- [RECORDS FOR THE TASK]:
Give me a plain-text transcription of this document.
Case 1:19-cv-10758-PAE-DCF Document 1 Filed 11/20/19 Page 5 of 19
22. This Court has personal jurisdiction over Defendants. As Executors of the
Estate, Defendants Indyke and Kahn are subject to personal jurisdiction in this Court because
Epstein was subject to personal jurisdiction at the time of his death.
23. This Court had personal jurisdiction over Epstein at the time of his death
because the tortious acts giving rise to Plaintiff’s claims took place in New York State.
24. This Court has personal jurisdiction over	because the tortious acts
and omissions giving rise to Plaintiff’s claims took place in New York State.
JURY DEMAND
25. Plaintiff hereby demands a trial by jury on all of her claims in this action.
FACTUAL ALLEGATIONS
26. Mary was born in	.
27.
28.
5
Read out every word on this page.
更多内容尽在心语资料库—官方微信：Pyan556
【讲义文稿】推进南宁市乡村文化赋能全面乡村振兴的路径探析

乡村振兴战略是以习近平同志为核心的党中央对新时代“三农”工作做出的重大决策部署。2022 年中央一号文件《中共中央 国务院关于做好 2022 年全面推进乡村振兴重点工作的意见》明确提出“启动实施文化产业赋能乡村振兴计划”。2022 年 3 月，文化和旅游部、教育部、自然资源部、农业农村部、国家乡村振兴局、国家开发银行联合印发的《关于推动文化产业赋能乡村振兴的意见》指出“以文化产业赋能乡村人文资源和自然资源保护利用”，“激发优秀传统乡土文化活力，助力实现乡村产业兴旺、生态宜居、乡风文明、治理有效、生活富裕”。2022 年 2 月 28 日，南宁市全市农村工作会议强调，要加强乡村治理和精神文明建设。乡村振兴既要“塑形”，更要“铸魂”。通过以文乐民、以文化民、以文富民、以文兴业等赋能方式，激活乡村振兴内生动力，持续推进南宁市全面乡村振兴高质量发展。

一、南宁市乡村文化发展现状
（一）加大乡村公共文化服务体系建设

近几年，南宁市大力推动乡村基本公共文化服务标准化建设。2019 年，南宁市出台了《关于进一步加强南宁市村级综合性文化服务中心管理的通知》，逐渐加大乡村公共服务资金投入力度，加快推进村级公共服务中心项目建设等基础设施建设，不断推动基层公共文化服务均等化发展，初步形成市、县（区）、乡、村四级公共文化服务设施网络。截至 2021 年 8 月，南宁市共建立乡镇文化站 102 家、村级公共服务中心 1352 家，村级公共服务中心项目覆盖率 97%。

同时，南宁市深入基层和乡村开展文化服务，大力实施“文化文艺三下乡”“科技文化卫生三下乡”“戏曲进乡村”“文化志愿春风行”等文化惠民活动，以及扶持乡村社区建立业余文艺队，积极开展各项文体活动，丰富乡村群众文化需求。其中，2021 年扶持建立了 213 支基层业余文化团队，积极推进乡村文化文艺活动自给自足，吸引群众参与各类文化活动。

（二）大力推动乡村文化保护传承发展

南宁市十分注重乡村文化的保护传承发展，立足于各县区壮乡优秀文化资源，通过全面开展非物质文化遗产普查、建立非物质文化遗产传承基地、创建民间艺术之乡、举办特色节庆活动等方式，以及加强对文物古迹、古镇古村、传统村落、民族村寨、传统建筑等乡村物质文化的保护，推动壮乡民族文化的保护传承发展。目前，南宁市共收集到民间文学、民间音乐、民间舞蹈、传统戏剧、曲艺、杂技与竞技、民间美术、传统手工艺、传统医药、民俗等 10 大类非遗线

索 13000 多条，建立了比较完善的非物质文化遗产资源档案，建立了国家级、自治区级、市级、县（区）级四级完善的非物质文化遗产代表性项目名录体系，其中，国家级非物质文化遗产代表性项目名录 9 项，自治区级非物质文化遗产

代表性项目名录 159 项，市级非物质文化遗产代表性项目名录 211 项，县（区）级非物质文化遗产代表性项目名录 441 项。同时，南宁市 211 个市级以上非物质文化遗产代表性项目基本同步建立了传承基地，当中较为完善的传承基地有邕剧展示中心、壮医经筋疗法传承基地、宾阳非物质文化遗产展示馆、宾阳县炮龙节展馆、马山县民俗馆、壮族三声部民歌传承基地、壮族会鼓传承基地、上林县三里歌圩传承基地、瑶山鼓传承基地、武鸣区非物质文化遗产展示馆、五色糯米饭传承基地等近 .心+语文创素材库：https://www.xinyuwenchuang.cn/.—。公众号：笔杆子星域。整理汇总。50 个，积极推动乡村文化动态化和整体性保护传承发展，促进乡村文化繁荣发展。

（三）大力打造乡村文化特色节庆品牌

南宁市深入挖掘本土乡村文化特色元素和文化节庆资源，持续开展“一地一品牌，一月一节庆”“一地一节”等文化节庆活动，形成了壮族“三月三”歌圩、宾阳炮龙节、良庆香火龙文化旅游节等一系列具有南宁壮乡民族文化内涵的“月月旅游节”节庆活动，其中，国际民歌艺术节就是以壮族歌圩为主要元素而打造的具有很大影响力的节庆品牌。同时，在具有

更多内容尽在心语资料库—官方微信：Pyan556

- [REQUEST]: Every line from the one containing "Read out every word on this page." through the end of the data must be repeated exactly, and no other line.

- [EXERCISE SOLUTION]:
Read out every word on this page.
更多内容尽在心语资料库—官方微信：Pyan556
【讲义文稿】推进南宁市乡村文化赋能全面乡村振兴的路径探析

乡村振兴战略是以习近平同志为核心的党中央对新时代“三农”工作做出的重大决策部署。2022 年中央一号文件《中共中央 国务院关于做好 2022 年全面推进乡村振兴重点工作的意见》明确提出“启动实施文化产业赋能乡村振兴计划”。2022 年 3 月，文化和旅游部、教育部、自然资源部、农业农村部、国家乡村振兴局、国家开发银行联合印发的《关于推动文化产业赋能乡村振兴的意见》指出“以文化产业赋能乡村人文资源和自然资源保护利用”，“激发优秀传统乡土文化活力，助力实现乡村产业兴旺、生态宜居、乡风文明、治理有效、生活富裕”。2022 年 2 月 28 日，南宁市全市农村工作会议强调，要加强乡村治理和精神文明建设。乡村振兴既要“塑形”，更要“铸魂”。通过以文乐民、以文化民、以文富民、以文兴业等赋能方式，激活乡村振兴内生动力，持续推进南宁市全面乡村振兴高质量发展。

一、南宁市乡村文化发展现状
（一）加大乡村公共文化服务体系建设

近几年，南宁市大力推动乡村基本公共文化服务标准化建设。2019 年，南宁市出台了《关于进一步加强南宁市村级综合性文化服务中心管理的通知》，逐渐加大乡村公共服务资金投入力度，加快推进村级公共服务中心项目建设等基础设施建设，不断推动基层公共文化服务均等化发展，初步形成市、县（区）、乡、村四级公共文化服务设施网络。截至 2021 年 8 月，南宁市共建立乡镇文化站 102 家、村级公共服务中心 1352 家，村级公共服务中心项目覆盖率 97%。

同时，南宁市深入基层和乡村开展文化服务，大力实施“文化文艺三下乡”“科技文化卫生三下乡”“戏曲进乡村”“文化志愿春风行”等文化惠民活动，以及扶持乡村社区建立业余文艺队，积极开展各项文体活动，丰富乡村群众文化需求。其中，2021 年扶持建立了 213 支基层业余文化团队，积极推进乡村文化文艺活动自给自足，吸引群众参与各类文化活动。

（二）大力推动乡村文化保护传承发展

南宁市十分注重乡村文化的保护传承发展，立足于各县区壮乡优秀文化资源，通过全面开展非物质文化遗产普查、建立非物质文化遗产传承基地、创建民间艺术之乡、举办特色节庆活动等方式，以及加强对文物古迹、古镇古村、传统村落、民族村寨、传统建筑等乡村物质文化的保护，推动壮乡民族文化的保护传承发展。目前，南宁市共收集到民间文学、民间音乐、民间舞蹈、传统戏剧、曲艺、杂技与竞技、民间美术、传统手工艺、传统医药、民俗等 10 大类非遗线

索 13000 多条，建立了比较完善的非物质文化遗产资源档案，建立了国家级、自治区级、市级、县（区）级四级完善的非物质文化遗产代表性项目名录体系，其中，国家级非物质文化遗产代表性项目名录 9 项，自治区级非物质文化遗产

代表性项目名录 159 项，市级非物质文化遗产代表性项目名录 211 项，县（区）级非物质文化遗产代表性项目名录 441 项。同时，南宁市 211 个市级以上非物质文化遗产代表性项目基本同步建立了传承基地，当中较为完善的传承基地有邕剧展示中心、壮医经筋疗法传承基地、宾阳非物质文化遗产展示馆、宾阳县炮龙节展馆、马山县民俗馆、壮族三声部民歌传承基地、壮族会鼓传承基地、上林县三里歌圩传承基地、瑶山鼓传承基地、武鸣区非物质文化遗产展示馆、五色糯米饭传承基地等近 .心+语文创素材库：https://www.xinyuwenchuang.cn/.—。公众号：笔杆子星域。整理汇总。50 个，积极推动乡村文化动态化和整体性保护传承发展，促进乡村文化繁荣发展。

（三）大力打造乡村文化特色节庆品牌

南宁市深入挖掘本土乡村文化特色元素和文化节庆资源，持续开展“一地一品牌，一月一节庆”“一地一节”等文化节庆活动，形成了壮族“三月三”歌圩、宾阳炮龙节、良庆香火龙文化旅游节等一系列具有南宁壮乡民族文化内涵的“月月旅游节”节庆活动，其中，国际民歌艺术节就是以壮族歌圩为主要元素而打造的具有很大影响力的节庆品牌。同时，在具有

更多内容尽在心语资料库—官方微信：Pyan556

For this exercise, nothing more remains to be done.